Material shown:
<<<<
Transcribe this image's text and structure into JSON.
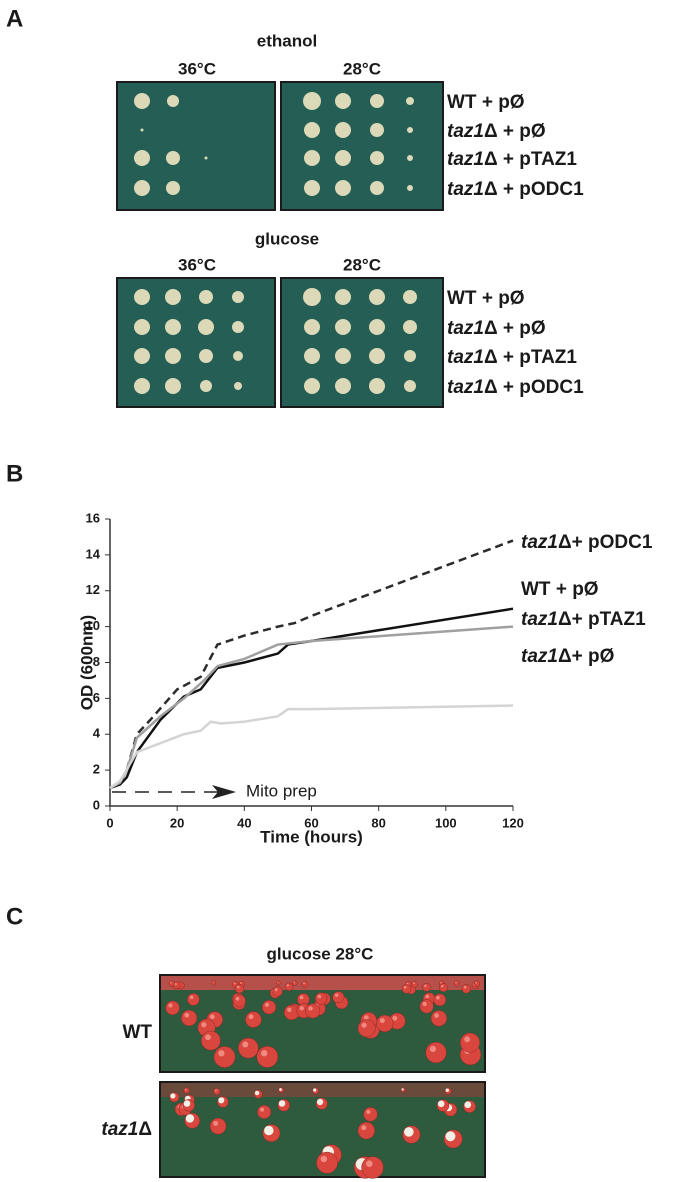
{
  "panel_a": {
    "letter": "A",
    "plates": [
      {
        "condition": "ethanol",
        "temps": [
          "36°C",
          "28°C"
        ],
        "rows": [
          "WT + pØ",
          "taz1Δ + pØ",
          "taz1Δ + pTAZ1",
          "taz1Δ + pODC1"
        ]
      },
      {
        "condition": "glucose",
        "temps": [
          "36°C",
          "28°C"
        ],
        "rows": [
          "WT + pØ",
          "taz1Δ + pØ",
          "taz1Δ + pTAZ1",
          "taz1Δ + pODC1"
        ]
      }
    ]
  },
  "panel_b": {
    "letter": "B"
  },
  "chart_data": {
    "type": "line",
    "xlabel": "Time (hours)",
    "ylabel": "OD (600nm)",
    "xlim": [
      0,
      120
    ],
    "ylim": [
      0,
      16
    ],
    "xticks": [
      0,
      20,
      40,
      60,
      80,
      100,
      120
    ],
    "yticks": [
      0,
      2,
      4,
      6,
      8,
      10,
      12,
      14,
      16
    ],
    "annotation": "Mito prep",
    "series": [
      {
        "name": "taz1Δ+ pODC1",
        "color": "#2b2b2b",
        "dashed": true,
        "x": [
          0,
          3,
          5,
          8,
          12,
          20,
          25,
          27,
          32,
          40,
          50,
          55,
          60,
          120
        ],
        "values": [
          1,
          1.3,
          2,
          4,
          4.8,
          6.5,
          7,
          7.2,
          9,
          9.5,
          10,
          10.2,
          10.6,
          14.8
        ]
      },
      {
        "name": "WT + pØ",
        "color": "#111111",
        "dashed": false,
        "x": [
          0,
          3,
          5,
          8,
          15,
          22,
          27,
          32,
          40,
          50,
          53,
          60,
          120
        ],
        "values": [
          1,
          1.2,
          1.6,
          3,
          4.8,
          6.1,
          6.5,
          7.7,
          8,
          8.5,
          9,
          9.2,
          11
        ]
      },
      {
        "name": "taz1Δ+ pTAZ1",
        "color": "#a0a0a0",
        "dashed": false,
        "x": [
          0,
          3,
          5,
          8,
          15,
          22,
          28,
          32,
          40,
          50,
          60,
          120
        ],
        "values": [
          1,
          1.3,
          2,
          3.8,
          5,
          6,
          7,
          7.8,
          8.2,
          9,
          9.2,
          10
        ]
      },
      {
        "name": "taz1Δ+ pØ",
        "color": "#d4d4d4",
        "dashed": false,
        "x": [
          0,
          3,
          8,
          15,
          22,
          27,
          30,
          33,
          40,
          50,
          53,
          60,
          120
        ],
        "values": [
          1,
          1.4,
          3,
          3.5,
          4,
          4.2,
          4.7,
          4.6,
          4.7,
          5,
          5.4,
          5.4,
          5.6
        ]
      }
    ]
  },
  "panel_c": {
    "letter": "C",
    "title": "glucose 28°C",
    "rows": [
      "WT",
      "taz1Δ"
    ]
  }
}
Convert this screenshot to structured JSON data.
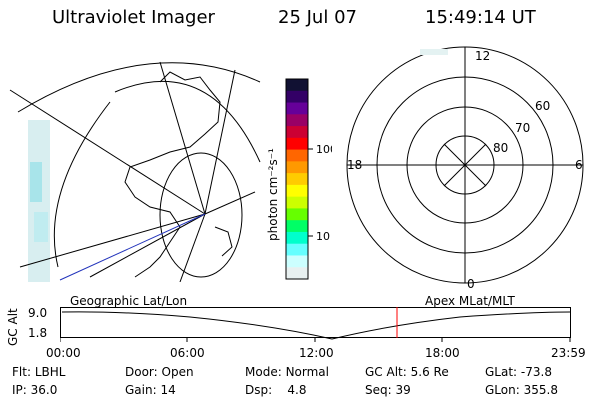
{
  "header": {
    "instrument": "Ultraviolet Imager",
    "date": "25 Jul 07",
    "time": "15:49:14 UT"
  },
  "colorbar": {
    "unit_label": "photon cm⁻²s⁻¹",
    "ticks": [
      "100",
      "10"
    ],
    "colors": [
      "#111133",
      "#330066",
      "#660099",
      "#990066",
      "#cc0033",
      "#ff0000",
      "#ff6600",
      "#ff9900",
      "#ffcc00",
      "#ffff00",
      "#ccff00",
      "#66ff00",
      "#00ff66",
      "#00ffcc",
      "#66ffff",
      "#ccffff",
      "#e8f0f0"
    ]
  },
  "apex_polar": {
    "labels": {
      "top": "12",
      "bottom": "0",
      "left": "18",
      "right": "6"
    },
    "lat_labels": [
      "60",
      "70",
      "80"
    ]
  },
  "timeline": {
    "left_label": "Geographic Lat/Lon",
    "right_label": "Apex MLat/MLT",
    "y_title": "GC Alt",
    "y_ticks": [
      "9.0",
      "1.8"
    ],
    "x_ticks": [
      "00:00",
      "06:00",
      "12:00",
      "18:00",
      "23:59"
    ],
    "current_marker_color": "#ff0000"
  },
  "status": {
    "flt_label": "Flt:",
    "flt_value": "LBHL",
    "ip_label": "IP:",
    "ip_value": "36.0",
    "door_label": "Door:",
    "door_value": "Open",
    "gain_label": "Gain:",
    "gain_value": "14",
    "mode_label": "Mode:",
    "mode_value": "Normal",
    "dsp_label": "Dsp:",
    "dsp_value": "4.8",
    "gcalt_label": "GC Alt:",
    "gcalt_value": "5.6 Re",
    "seq_label": "Seq:",
    "seq_value": "39",
    "glat_label": "GLat:",
    "glat_value": "-73.8",
    "glon_label": "GLon:",
    "glon_value": "355.8"
  }
}
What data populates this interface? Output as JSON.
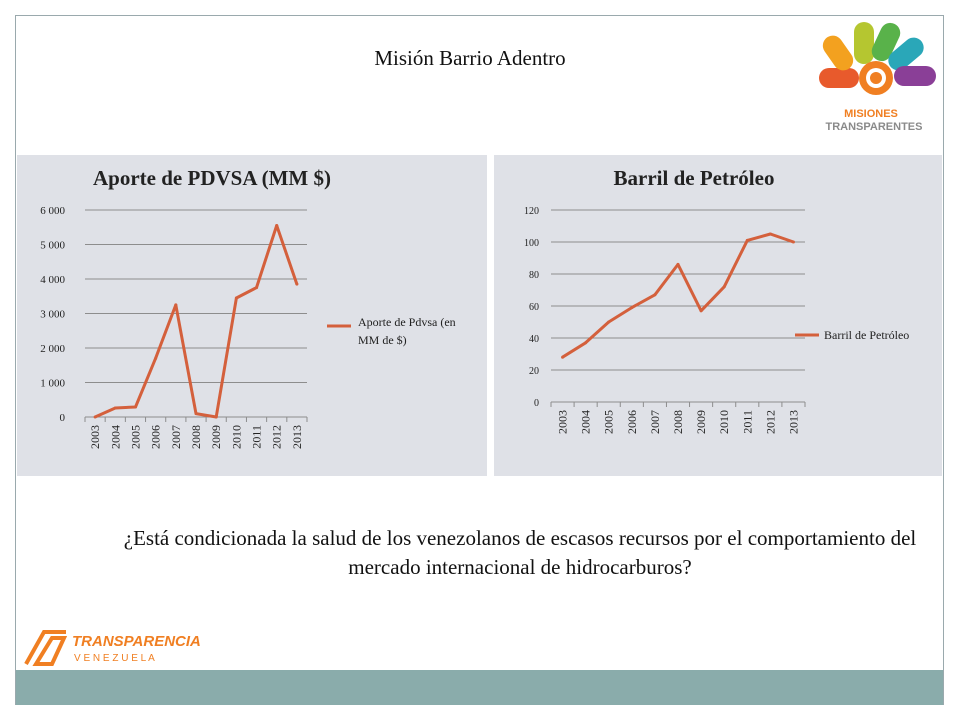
{
  "slide": {
    "title": "Misión Barrio Adentro",
    "question": "¿Está condicionada la salud de los venezolanos de escasos recursos por el comportamiento del mercado internacional de hidrocarburos?"
  },
  "logos": {
    "misiones_line1": "MISIONES",
    "misiones_line2": "TRANSPARENTES",
    "transparencia_line1": "TRANSPARENCIA",
    "transparencia_line2": "V E N E Z U E L A"
  },
  "colors": {
    "line": "#d4603c",
    "panel_bg": "#dfe1e7",
    "bottom_bar": "#8aacab"
  },
  "chart_data": [
    {
      "type": "line",
      "title": "Aporte de PDVSA (MM $)",
      "categories": [
        "2003",
        "2004",
        "2005",
        "2006",
        "2007",
        "2008",
        "2009",
        "2010",
        "2011",
        "2012",
        "2013"
      ],
      "series": [
        {
          "name": "Aporte de Pdvsa (en MM de $)",
          "values": [
            0,
            260,
            290,
            1700,
            3250,
            100,
            0,
            3450,
            3750,
            5550,
            3850
          ]
        }
      ],
      "ylim": [
        0,
        6000
      ],
      "yticks": [
        0,
        1000,
        2000,
        3000,
        4000,
        5000,
        6000
      ],
      "ytick_labels": [
        "0",
        "1 000",
        "2 000",
        "3 000",
        "4 000",
        "5 000",
        "6 000"
      ],
      "grid": true,
      "legend": "right"
    },
    {
      "type": "line",
      "title": "Barril de Petróleo",
      "categories": [
        "2003",
        "2004",
        "2005",
        "2006",
        "2007",
        "2008",
        "2009",
        "2010",
        "2011",
        "2012",
        "2013"
      ],
      "series": [
        {
          "name": "Barril de Petróleo",
          "values": [
            28,
            37,
            50,
            59,
            67,
            86,
            57,
            72,
            101,
            105,
            100
          ]
        }
      ],
      "ylim": [
        0,
        120
      ],
      "yticks": [
        0,
        20,
        40,
        60,
        80,
        100,
        120
      ],
      "ytick_labels": [
        "0",
        "20",
        "40",
        "60",
        "80",
        "100",
        "120"
      ],
      "grid": true,
      "legend": "right"
    }
  ]
}
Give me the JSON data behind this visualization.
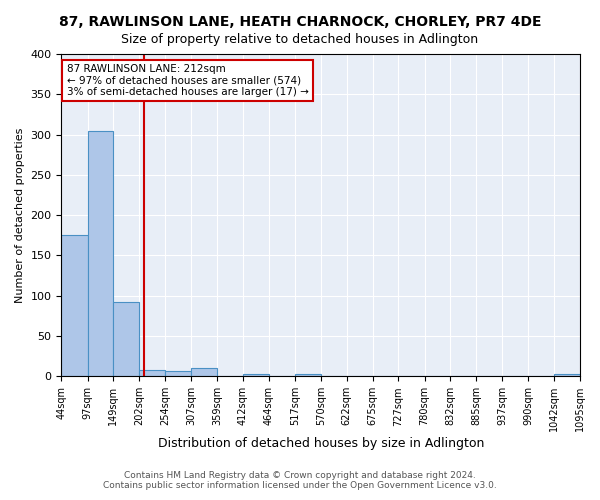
{
  "title": "87, RAWLINSON LANE, HEATH CHARNOCK, CHORLEY, PR7 4DE",
  "subtitle": "Size of property relative to detached houses in Adlington",
  "xlabel": "Distribution of detached houses by size in Adlington",
  "ylabel": "Number of detached properties",
  "footer_line1": "Contains HM Land Registry data © Crown copyright and database right 2024.",
  "footer_line2": "Contains public sector information licensed under the Open Government Licence v3.0.",
  "annotation_line1": "87 RAWLINSON LANE: 212sqm",
  "annotation_line2": "← 97% of detached houses are smaller (574)",
  "annotation_line3": "3% of semi-detached houses are larger (17) →",
  "property_size": 212,
  "bar_edges": [
    44,
    97,
    149,
    202,
    254,
    307,
    359,
    412,
    464,
    517,
    570,
    622,
    675,
    727,
    780,
    832,
    885,
    937,
    990,
    1042,
    1095
  ],
  "bar_heights": [
    175,
    305,
    92,
    8,
    7,
    10,
    0,
    3,
    0,
    3,
    0,
    0,
    0,
    0,
    0,
    0,
    0,
    0,
    0,
    3
  ],
  "bar_color": "#aec6e8",
  "bar_edge_color": "#4a90c4",
  "vline_color": "#cc0000",
  "vline_x": 212,
  "annotation_box_color": "#cc0000",
  "background_color": "#e8eef7",
  "ylim": [
    0,
    400
  ],
  "yticks": [
    0,
    50,
    100,
    150,
    200,
    250,
    300,
    350,
    400
  ]
}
>>>>
Given exercise: Filter the records, keeping only lines that contain "condition", and show those lines.

Answer in full:
        "condition": "ethanol",
        "condition": "glucose",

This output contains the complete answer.